Start of Provided information

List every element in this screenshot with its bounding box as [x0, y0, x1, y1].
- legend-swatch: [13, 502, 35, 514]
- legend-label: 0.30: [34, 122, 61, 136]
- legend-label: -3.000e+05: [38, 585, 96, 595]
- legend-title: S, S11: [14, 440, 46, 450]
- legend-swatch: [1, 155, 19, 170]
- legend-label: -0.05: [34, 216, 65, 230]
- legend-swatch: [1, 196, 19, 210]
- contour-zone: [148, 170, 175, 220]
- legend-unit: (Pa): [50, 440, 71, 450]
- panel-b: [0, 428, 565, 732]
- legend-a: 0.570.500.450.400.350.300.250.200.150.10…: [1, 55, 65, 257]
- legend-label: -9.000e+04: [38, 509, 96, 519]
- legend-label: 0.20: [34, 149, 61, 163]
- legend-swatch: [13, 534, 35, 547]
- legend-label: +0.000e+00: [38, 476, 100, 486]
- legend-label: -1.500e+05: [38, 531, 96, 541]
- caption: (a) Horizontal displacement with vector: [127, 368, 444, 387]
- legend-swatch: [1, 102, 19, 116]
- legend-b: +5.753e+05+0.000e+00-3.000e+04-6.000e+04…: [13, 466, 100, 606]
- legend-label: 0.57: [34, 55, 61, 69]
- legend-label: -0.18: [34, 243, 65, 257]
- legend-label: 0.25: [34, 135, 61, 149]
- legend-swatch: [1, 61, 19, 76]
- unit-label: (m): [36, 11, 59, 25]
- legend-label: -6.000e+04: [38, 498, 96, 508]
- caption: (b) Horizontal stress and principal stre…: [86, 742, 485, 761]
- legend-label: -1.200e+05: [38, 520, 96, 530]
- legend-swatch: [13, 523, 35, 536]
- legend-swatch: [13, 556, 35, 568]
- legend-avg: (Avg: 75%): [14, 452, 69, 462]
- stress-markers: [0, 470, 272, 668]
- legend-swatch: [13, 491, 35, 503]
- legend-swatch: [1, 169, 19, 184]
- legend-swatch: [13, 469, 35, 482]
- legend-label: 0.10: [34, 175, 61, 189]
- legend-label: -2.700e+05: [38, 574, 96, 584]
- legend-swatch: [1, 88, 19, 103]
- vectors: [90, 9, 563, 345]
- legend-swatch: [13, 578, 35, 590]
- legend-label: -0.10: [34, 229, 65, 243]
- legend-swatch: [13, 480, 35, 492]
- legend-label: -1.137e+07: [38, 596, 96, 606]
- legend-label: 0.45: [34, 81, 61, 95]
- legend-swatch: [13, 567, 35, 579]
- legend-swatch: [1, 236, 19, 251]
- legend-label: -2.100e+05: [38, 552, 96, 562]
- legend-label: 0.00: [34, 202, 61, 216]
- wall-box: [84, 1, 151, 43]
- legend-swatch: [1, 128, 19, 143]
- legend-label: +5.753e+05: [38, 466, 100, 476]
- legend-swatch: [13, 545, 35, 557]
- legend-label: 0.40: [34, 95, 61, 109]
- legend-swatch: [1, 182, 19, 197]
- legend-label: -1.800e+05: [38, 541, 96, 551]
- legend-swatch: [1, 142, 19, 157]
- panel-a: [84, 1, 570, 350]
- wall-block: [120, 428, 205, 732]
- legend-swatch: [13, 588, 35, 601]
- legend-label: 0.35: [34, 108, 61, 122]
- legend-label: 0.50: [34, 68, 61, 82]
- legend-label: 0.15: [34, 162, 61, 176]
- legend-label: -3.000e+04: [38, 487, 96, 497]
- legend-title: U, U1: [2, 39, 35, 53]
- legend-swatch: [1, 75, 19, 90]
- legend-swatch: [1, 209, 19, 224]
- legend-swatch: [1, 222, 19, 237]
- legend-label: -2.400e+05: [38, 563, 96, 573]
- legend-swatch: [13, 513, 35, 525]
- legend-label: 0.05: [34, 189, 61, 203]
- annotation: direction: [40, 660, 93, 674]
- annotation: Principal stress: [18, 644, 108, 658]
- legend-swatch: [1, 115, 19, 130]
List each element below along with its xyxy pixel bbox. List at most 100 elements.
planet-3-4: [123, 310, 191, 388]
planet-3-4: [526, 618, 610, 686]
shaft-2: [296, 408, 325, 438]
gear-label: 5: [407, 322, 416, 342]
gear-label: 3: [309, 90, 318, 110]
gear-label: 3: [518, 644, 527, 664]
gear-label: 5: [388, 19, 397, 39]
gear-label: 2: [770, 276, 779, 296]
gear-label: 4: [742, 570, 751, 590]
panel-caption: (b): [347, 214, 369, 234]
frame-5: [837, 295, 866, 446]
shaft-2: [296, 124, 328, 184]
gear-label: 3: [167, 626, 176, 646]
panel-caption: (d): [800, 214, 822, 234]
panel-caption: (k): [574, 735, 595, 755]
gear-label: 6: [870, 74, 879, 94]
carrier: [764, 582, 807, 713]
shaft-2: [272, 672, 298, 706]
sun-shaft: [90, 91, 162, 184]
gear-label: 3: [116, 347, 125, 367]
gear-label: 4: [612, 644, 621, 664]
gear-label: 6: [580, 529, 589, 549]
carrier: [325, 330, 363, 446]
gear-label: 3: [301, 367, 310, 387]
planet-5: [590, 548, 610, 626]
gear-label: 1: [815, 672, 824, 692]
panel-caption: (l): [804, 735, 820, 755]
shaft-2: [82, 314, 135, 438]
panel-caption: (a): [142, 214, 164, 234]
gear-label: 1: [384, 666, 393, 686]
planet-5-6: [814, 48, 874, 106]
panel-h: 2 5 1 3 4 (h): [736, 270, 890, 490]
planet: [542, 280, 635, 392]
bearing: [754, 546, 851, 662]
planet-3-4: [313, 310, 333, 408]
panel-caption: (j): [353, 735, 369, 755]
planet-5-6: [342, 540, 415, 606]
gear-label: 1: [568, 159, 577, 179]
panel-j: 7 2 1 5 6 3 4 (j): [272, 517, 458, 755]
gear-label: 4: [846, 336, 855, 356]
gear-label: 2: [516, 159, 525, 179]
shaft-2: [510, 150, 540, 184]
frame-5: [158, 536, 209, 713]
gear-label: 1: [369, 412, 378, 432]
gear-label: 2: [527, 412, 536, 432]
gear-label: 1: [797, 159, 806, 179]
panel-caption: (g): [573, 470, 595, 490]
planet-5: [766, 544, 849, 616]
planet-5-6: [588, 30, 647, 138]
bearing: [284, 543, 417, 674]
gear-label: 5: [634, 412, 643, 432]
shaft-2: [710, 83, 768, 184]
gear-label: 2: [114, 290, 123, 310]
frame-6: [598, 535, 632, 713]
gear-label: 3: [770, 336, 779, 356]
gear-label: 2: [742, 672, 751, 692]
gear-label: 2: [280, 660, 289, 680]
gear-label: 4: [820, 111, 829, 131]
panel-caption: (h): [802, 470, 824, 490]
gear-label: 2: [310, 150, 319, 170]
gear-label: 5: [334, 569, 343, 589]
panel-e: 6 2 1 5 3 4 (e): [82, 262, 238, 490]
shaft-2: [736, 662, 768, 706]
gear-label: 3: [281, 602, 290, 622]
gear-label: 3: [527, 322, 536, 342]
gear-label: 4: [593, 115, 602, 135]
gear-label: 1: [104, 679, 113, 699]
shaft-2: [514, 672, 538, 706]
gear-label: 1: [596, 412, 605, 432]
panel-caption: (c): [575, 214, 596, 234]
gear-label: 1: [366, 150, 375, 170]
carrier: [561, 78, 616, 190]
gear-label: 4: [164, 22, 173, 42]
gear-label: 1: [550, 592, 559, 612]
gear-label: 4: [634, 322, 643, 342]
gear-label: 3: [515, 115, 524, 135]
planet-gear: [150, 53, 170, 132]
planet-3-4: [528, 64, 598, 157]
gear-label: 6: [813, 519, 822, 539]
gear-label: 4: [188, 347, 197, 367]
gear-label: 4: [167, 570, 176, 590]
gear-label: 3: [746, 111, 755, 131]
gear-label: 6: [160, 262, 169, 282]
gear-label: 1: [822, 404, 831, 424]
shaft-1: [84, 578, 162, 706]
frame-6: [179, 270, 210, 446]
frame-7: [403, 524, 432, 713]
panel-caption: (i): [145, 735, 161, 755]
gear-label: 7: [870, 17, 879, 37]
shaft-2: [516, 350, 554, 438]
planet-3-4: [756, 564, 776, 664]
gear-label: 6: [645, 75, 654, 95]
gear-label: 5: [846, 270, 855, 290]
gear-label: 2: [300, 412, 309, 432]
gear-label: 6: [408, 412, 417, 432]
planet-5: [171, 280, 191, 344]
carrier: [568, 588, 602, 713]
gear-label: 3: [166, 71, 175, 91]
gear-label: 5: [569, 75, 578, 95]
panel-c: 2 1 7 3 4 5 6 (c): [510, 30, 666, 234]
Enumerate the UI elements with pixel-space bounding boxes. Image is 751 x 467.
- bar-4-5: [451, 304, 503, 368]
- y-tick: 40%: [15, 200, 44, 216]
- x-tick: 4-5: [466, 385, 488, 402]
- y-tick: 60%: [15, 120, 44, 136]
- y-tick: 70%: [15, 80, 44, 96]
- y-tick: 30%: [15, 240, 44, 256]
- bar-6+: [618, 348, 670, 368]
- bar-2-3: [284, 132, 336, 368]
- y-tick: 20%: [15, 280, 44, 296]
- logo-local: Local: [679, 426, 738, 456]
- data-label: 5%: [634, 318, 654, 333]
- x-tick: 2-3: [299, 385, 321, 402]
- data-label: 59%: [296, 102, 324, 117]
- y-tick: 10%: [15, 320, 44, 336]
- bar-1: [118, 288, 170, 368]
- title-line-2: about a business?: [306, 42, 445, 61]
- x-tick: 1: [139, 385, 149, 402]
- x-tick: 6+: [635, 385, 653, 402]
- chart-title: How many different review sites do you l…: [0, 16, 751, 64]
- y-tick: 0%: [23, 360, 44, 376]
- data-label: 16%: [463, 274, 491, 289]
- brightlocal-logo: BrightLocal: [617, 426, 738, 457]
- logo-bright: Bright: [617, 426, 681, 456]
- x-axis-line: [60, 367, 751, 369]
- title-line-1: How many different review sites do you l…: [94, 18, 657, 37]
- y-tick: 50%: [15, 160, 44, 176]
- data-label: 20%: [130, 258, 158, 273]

End of Provided information

[What to work on] Could you edit the rows from the first one through the line containing "- panel-b: [0, 428, 565, 732]", changing "legend-label" to "legend-text" and leaving everything else as it is, and give back only those lines?

[Correct answer]
List every element in this screenshot with its bounding box as [x0, y0, x1, y1].
- legend-swatch: [13, 502, 35, 514]
- legend-text: 0.30: [34, 122, 61, 136]
- legend-text: -3.000e+05: [38, 585, 96, 595]
- legend-title: S, S11: [14, 440, 46, 450]
- legend-swatch: [1, 155, 19, 170]
- legend-text: -0.05: [34, 216, 65, 230]
- legend-swatch: [1, 196, 19, 210]
- contour-zone: [148, 170, 175, 220]
- legend-unit: (Pa): [50, 440, 71, 450]
- panel-b: [0, 428, 565, 732]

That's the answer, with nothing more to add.